Work instructions:
Output all the data exactly. Pictures do not belong in the copy.

Record list:
_ _ _ _ _

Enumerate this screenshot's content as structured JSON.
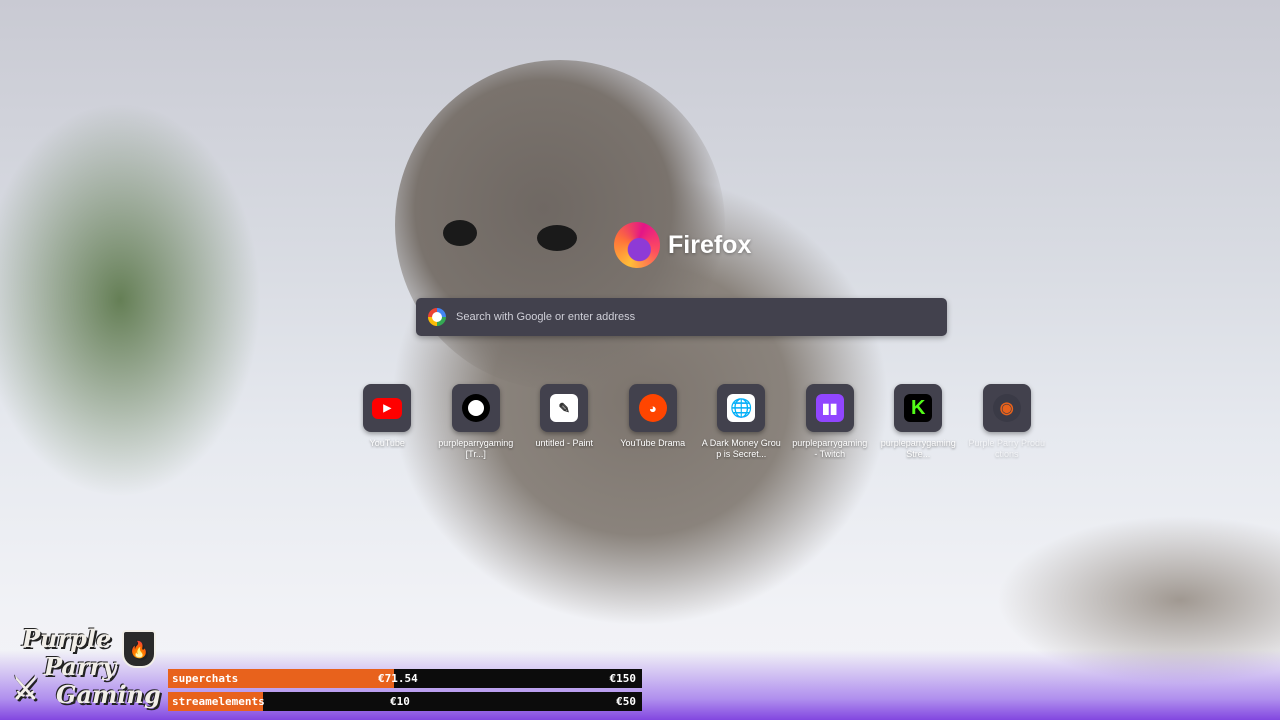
{
  "browser": {
    "brand_name": "Firefox",
    "search_placeholder": "Search with Google or enter address"
  },
  "top_sites": [
    {
      "label": "YouTube",
      "icon": "youtube-icon",
      "color": "#ff0000"
    },
    {
      "label": "purpleparrygaming [Tr...]",
      "icon": "patreon-icon",
      "color": "#000000"
    },
    {
      "label": "untitled - Paint",
      "icon": "paint-icon",
      "color": "#ffffff"
    },
    {
      "label": "YouTube Drama",
      "icon": "reddit-icon",
      "color": "#ff4500"
    },
    {
      "label": "A Dark Money Group is Secret...",
      "icon": "globe-page-icon",
      "color": "#ffffff"
    },
    {
      "label": "purpleparrygaming - Twitch",
      "icon": "twitch-icon",
      "color": "#9146ff"
    },
    {
      "label": "purpleparrygaming Stre...",
      "icon": "kick-icon",
      "color": "#53fc18"
    },
    {
      "label": "Purple Parry Productions",
      "icon": "stream-icon",
      "color": "#e8621c"
    }
  ],
  "overlay": {
    "brand_lines": [
      "Purple",
      "Parry",
      "Gaming"
    ],
    "goals": [
      {
        "name": "superchats",
        "current": "€71.54",
        "goal": "€150",
        "progress": 0.477
      },
      {
        "name": "streamelements",
        "current": "€10",
        "goal": "€50",
        "progress": 0.2
      }
    ]
  }
}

_ _ _ _ _

Exercise output:
Enumerate this screenshot's content as structured JSON.
{
  "browser": {
    "brand_name": "Firefox",
    "search_placeholder": "Search with Google or enter address"
  },
  "top_sites": [
    {
      "label": "YouTube",
      "icon": "youtube-icon",
      "color": "#ff0000"
    },
    {
      "label": "purpleparrygaming [Tr...]",
      "icon": "patreon-icon",
      "color": "#000000"
    },
    {
      "label": "untitled - Paint",
      "icon": "paint-icon",
      "color": "#ffffff"
    },
    {
      "label": "YouTube Drama",
      "icon": "reddit-icon",
      "color": "#ff4500"
    },
    {
      "label": "A Dark Money Group is Secret...",
      "icon": "globe-page-icon",
      "color": "#ffffff"
    },
    {
      "label": "purpleparrygaming - Twitch",
      "icon": "twitch-icon",
      "color": "#9146ff"
    },
    {
      "label": "purpleparrygaming Stre...",
      "icon": "kick-icon",
      "color": "#53fc18"
    },
    {
      "label": "Purple Parry Productions",
      "icon": "stream-icon",
      "color": "#e8621c"
    }
  ],
  "overlay": {
    "brand_lines": [
      "Purple",
      "Parry",
      "Gaming"
    ],
    "goals": [
      {
        "name": "superchats",
        "current": "€71.54",
        "goal": "€150",
        "progress": 0.477
      },
      {
        "name": "streamelements",
        "current": "€10",
        "goal": "€50",
        "progress": 0.2
      }
    ]
  }
}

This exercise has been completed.